Data for processing
━━━━━━━━━━━━━━━━

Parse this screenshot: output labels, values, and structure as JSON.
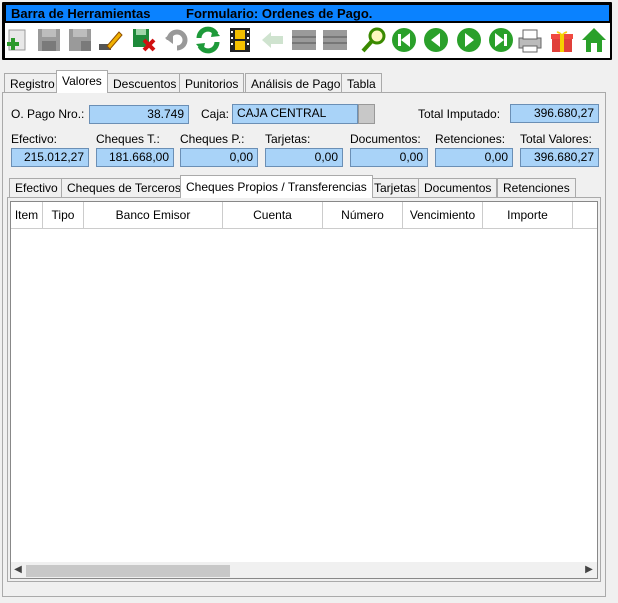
{
  "toolbar": {
    "title": "Barra de Herramientas",
    "form_title": "Formulario: Ordenes de Pago.",
    "icons": [
      "add-icon",
      "save-icon",
      "save-as-icon",
      "edit-icon",
      "delete-icon",
      "undo-icon",
      "refresh-icon",
      "film-icon",
      "back-icon",
      "list-icon",
      "list2-icon",
      "search-icon",
      "first-icon",
      "prev-icon",
      "next-icon",
      "last-icon",
      "print-icon",
      "gift-icon",
      "home-icon"
    ]
  },
  "main_tabs": [
    {
      "label": "Registro"
    },
    {
      "label": "Valores"
    },
    {
      "label": "Descuentos"
    },
    {
      "label": "Punitorios"
    },
    {
      "label": "Análisis de Pago"
    },
    {
      "label": "Tabla"
    }
  ],
  "form": {
    "opago_label": "O. Pago Nro.:",
    "opago_value": "38.749",
    "caja_label": "Caja:",
    "caja_value": "CAJA CENTRAL",
    "total_imputado_label": "Total Imputado:",
    "total_imputado_value": "396.680,27"
  },
  "totals": [
    {
      "label": "Efectivo:",
      "value": "215.012,27"
    },
    {
      "label": "Cheques T.:",
      "value": "181.668,00"
    },
    {
      "label": "Cheques P.:",
      "value": "0,00"
    },
    {
      "label": "Tarjetas:",
      "value": "0,00"
    },
    {
      "label": "Documentos:",
      "value": "0,00"
    },
    {
      "label": "Retenciones:",
      "value": "0,00"
    },
    {
      "label": "Total Valores:",
      "value": "396.680,27"
    }
  ],
  "sub_tabs": [
    {
      "label": "Efectivo"
    },
    {
      "label": "Cheques de Terceros"
    },
    {
      "label": "Cheques Propios / Transferencias"
    },
    {
      "label": "Tarjetas"
    },
    {
      "label": "Documentos"
    },
    {
      "label": "Retenciones"
    }
  ],
  "grid": {
    "columns": [
      "Item",
      "Tipo",
      "Banco Emisor",
      "Cuenta",
      "Número",
      "Vencimiento",
      "Importe"
    ]
  },
  "colors": {
    "title_bar": "#0a82ff",
    "field_bg": "#a9d3f8"
  }
}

━━━━━━━━━━━━━━━━

What to work on
What you return should match the records above word for word, minus the pictures.

Completed exercise
Parse this screenshot: output labels, values, and structure as JSON.
{
  "toolbar": {
    "title": "Barra de Herramientas",
    "form_title": "Formulario: Ordenes de Pago.",
    "icons": [
      "add-icon",
      "save-icon",
      "save-as-icon",
      "edit-icon",
      "delete-icon",
      "undo-icon",
      "refresh-icon",
      "film-icon",
      "back-icon",
      "list-icon",
      "list2-icon",
      "search-icon",
      "first-icon",
      "prev-icon",
      "next-icon",
      "last-icon",
      "print-icon",
      "gift-icon",
      "home-icon"
    ]
  },
  "main_tabs": [
    {
      "label": "Registro"
    },
    {
      "label": "Valores"
    },
    {
      "label": "Descuentos"
    },
    {
      "label": "Punitorios"
    },
    {
      "label": "Análisis de Pago"
    },
    {
      "label": "Tabla"
    }
  ],
  "form": {
    "opago_label": "O. Pago Nro.:",
    "opago_value": "38.749",
    "caja_label": "Caja:",
    "caja_value": "CAJA CENTRAL",
    "total_imputado_label": "Total Imputado:",
    "total_imputado_value": "396.680,27"
  },
  "totals": [
    {
      "label": "Efectivo:",
      "value": "215.012,27"
    },
    {
      "label": "Cheques T.:",
      "value": "181.668,00"
    },
    {
      "label": "Cheques P.:",
      "value": "0,00"
    },
    {
      "label": "Tarjetas:",
      "value": "0,00"
    },
    {
      "label": "Documentos:",
      "value": "0,00"
    },
    {
      "label": "Retenciones:",
      "value": "0,00"
    },
    {
      "label": "Total Valores:",
      "value": "396.680,27"
    }
  ],
  "sub_tabs": [
    {
      "label": "Efectivo"
    },
    {
      "label": "Cheques de Terceros"
    },
    {
      "label": "Cheques Propios / Transferencias"
    },
    {
      "label": "Tarjetas"
    },
    {
      "label": "Documentos"
    },
    {
      "label": "Retenciones"
    }
  ],
  "grid": {
    "columns": [
      "Item",
      "Tipo",
      "Banco Emisor",
      "Cuenta",
      "Número",
      "Vencimiento",
      "Importe"
    ]
  },
  "colors": {
    "title_bar": "#0a82ff",
    "field_bg": "#a9d3f8"
  }
}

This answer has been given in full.